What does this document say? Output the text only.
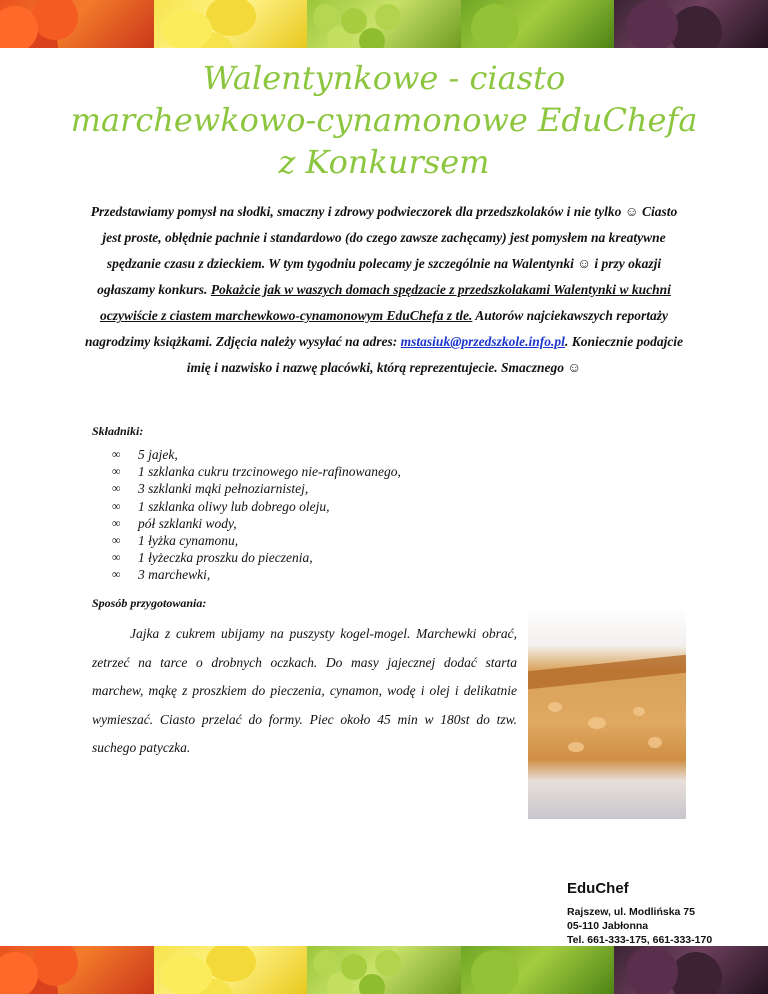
Walentynkowe - ciasto
marchewkowo-cynamonowe EduChefa
z Konkursem
Przedstawiamy pomysł na słodki, smaczny i zdrowy podwieczorek dla przedszkolaków i nie tylko ☺ Ciasto jest proste, obłędnie pachnie i standardowo (do czego zawsze zachęcamy) jest pomysłem na kreatywne spędzanie czasu z dzieckiem. W tym tygodniu polecamy je szczególnie na Walentynki ☺ i przy okazji ogłaszamy konkurs. Pokażcie jak w waszych domach spędzacie z przedszkolakami Walentynki w kuchni oczywiście z ciastem marchewkowo-cynamonowym EduChefa z tle. Autorów najciekawszych reportaży nagrodzimy książkami. Zdjęcia należy wysyłać na adres: mstasiuk@przedszkole.info.pl. Koniecznie podajcie imię i nazwisko i nazwę placówki, którą reprezentujecie. Smacznego ☺
Składniki:
∞	5 jajek,
∞	1 szklanka cukru trzcinowego nie-rafinowanego,
∞	3 szklanki mąki pełnoziarnistej,
∞	1 szklanka oliwy lub dobrego oleju,
∞	pół szklanki wody,
∞	1 łyżka cynamonu,
∞	1 łyżeczka proszku do pieczenia,
∞	3 marchewki,
Sposób przygotowania:
Jajka z cukrem ubijamy na puszysty kogel-mogel. Marchewki obrać, zetrzeć na tarce o drobnych oczkach. Do masy jajecznej dodać starta marchew, mąkę z proszkiem do pieczenia, cynamon, wodę i olej i delikatnie wymieszać. Ciasto przelać do formy. Piec około 45 min w 180st do tzw. suchego patyczka.
EduChef
Rajszew, ul. Modlińska 75
05-110 Jabłonna
Tel. 661-333-175, 661-333-170
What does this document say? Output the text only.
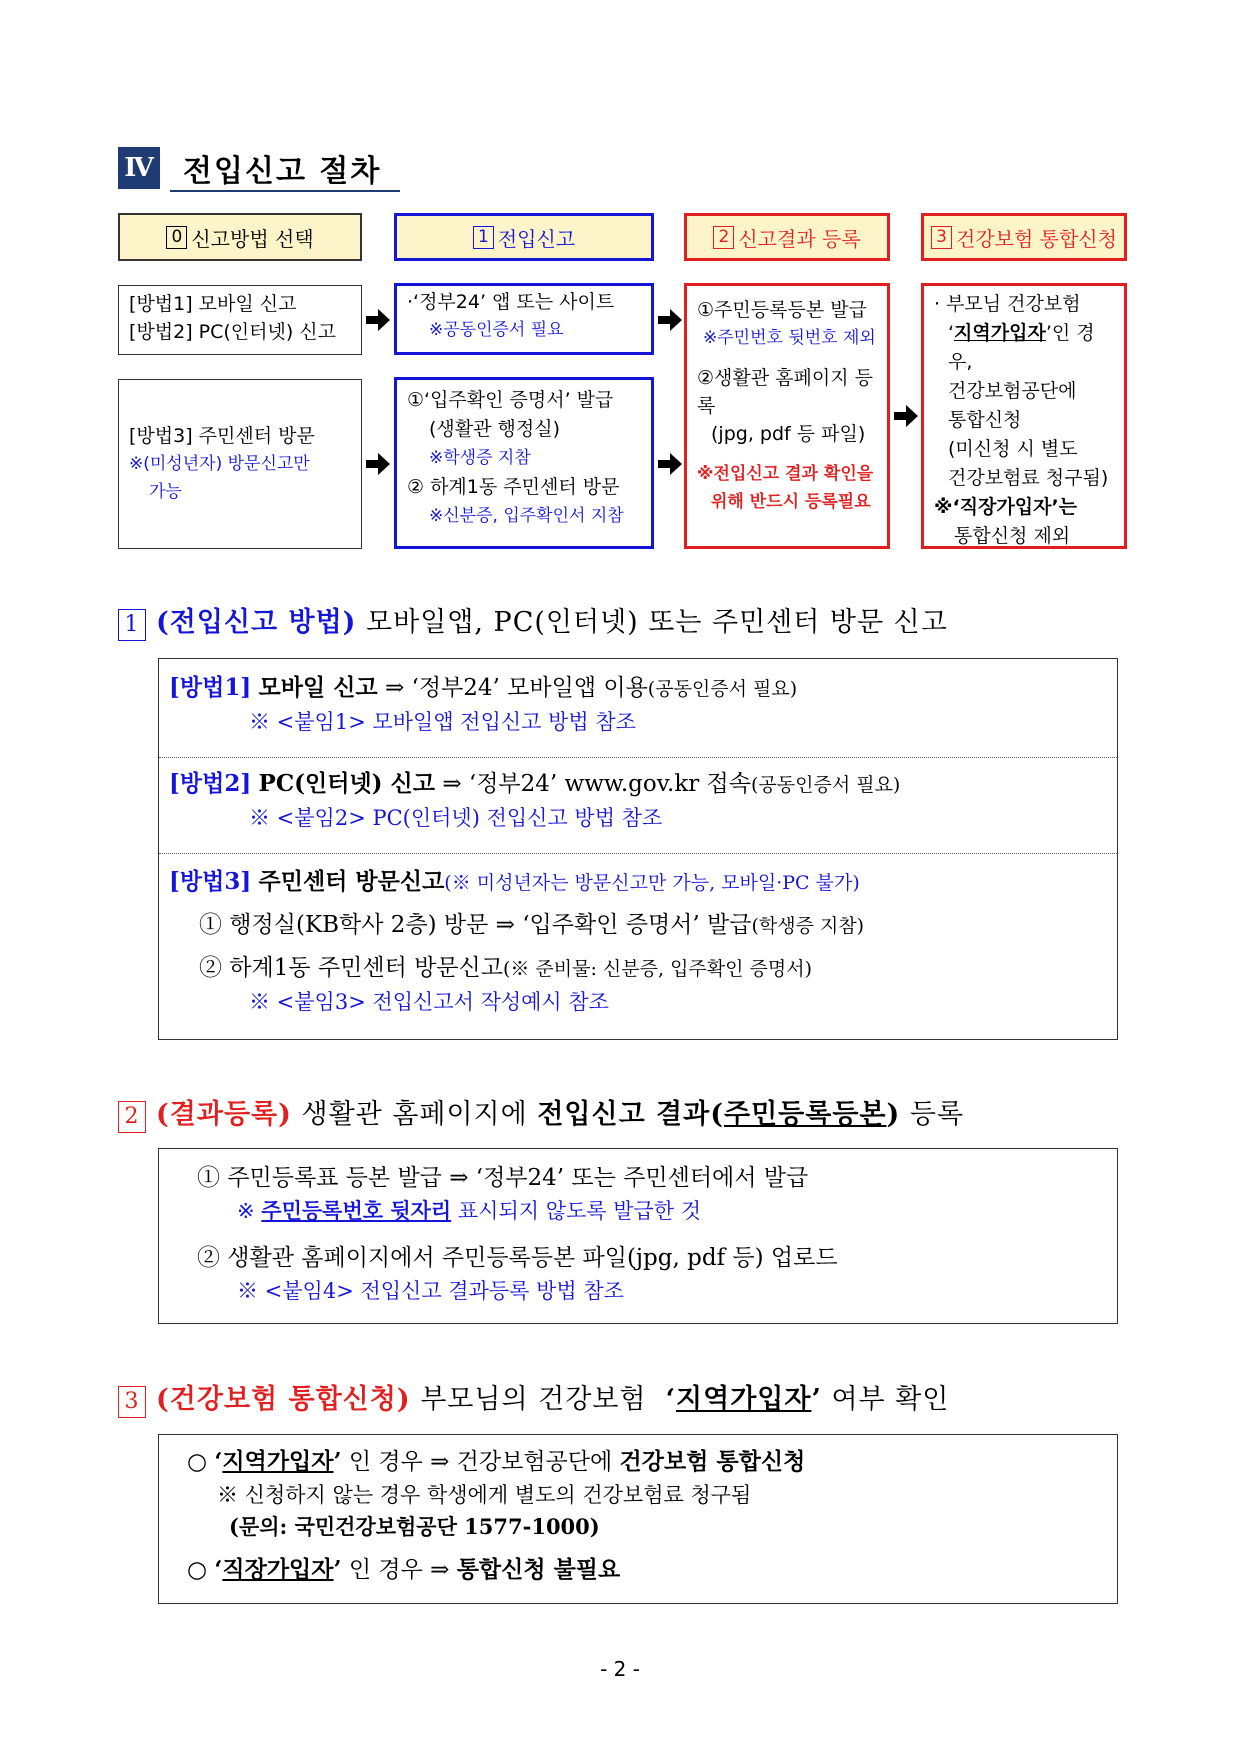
Ⅳ 전입신고 절차
0 신고방법 선택	1 전입신고	2 신고결과 등록	3 건강보험 통합신청
[방법1] 모바일 신고
[방법2] PC(인터넷) 신고
[방법3] 주민센터 방문
※(미성년자) 방문신고만
가능
·‘정부24’ 앱 또는 사이트
※공동인증서 필요
①‘입주확인 증명서’ 발급
(생활관 행정실)
※학생증 지참
② 하계1동 주민센터 방문
※신분증, 입주확인서 지참
①주민등록등본 발급
※주민번호 뒷번호 제외
②생활관 홈페이지 등록
(jpg, pdf 등 파일)
※전입신고 결과 확인을
위해 반드시 등록필요
· 부모님 건강보험
‘지역가입자’인 경우,
건강보험공단에
통합신청
(미신청 시 별도
건강보험료 청구됨)
※‘직장가입자’는
통합신청 제외
1 (전입신고 방법) 모바일앱, PC(인터넷) 또는 주민센터 방문 신고
[방법1] 모바일 신고 ⇒ ‘정부24’ 모바일앱 이용(공동인증서 필요)
※ <붙임1> 모바일앱 전입신고 방법 참조
[방법2] PC(인터넷) 신고 ⇒ ‘정부24’ www.gov.kr 접속(공동인증서 필요)
※ <붙임2> PC(인터넷) 전입신고 방법 참조
[방법3] 주민센터 방문신고(※ 미성년자는 방문신고만 가능, 모바일·PC 불가)
① 행정실(KB학사 2층) 방문 ⇒ ‘입주확인 증명서’ 발급(학생증 지참)
② 하계1동 주민센터 방문신고(※ 준비물: 신분증, 입주확인 증명서)
※ <붙임3> 전입신고서 작성예시 참조
2 (결과등록) 생활관 홈페이지에 전입신고 결과(주민등록등본) 등록
① 주민등록표 등본 발급 ⇒ ‘정부24’ 또는 주민센터에서 발급
※ 주민등록번호 뒷자리 표시되지 않도록 발급한 것
② 생활관 홈페이지에서 주민등록등본 파일(jpg, pdf 등) 업로드
※ <붙임4> 전입신고 결과등록 방법 참조
3 (건강보험 통합신청) 부모님의 건강보험 ‘지역가입자’ 여부 확인
○ ‘지역가입자’ 인 경우 ⇒ 건강보험공단에 건강보험 통합신청
※ 신청하지 않는 경우 학생에게 별도의 건강보험료 청구됨
(문의: 국민건강보험공단 1577-1000)
○ ‘직장가입자’ 인 경우 ⇒ 통합신청 불필요
- 2 -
□ □ □ □ □
#### Brief
Copy out every line in the listing where the word "모바일앱" appears.

#### The output
1 (전입신고 방법) 모바일앱, PC(인터넷) 또는 주민센터 방문 신고
[방법1] 모바일 신고 ⇒ ‘정부24’ 모바일앱 이용(공동인증서 필요)
※ <붙임1> 모바일앱 전입신고 방법 참조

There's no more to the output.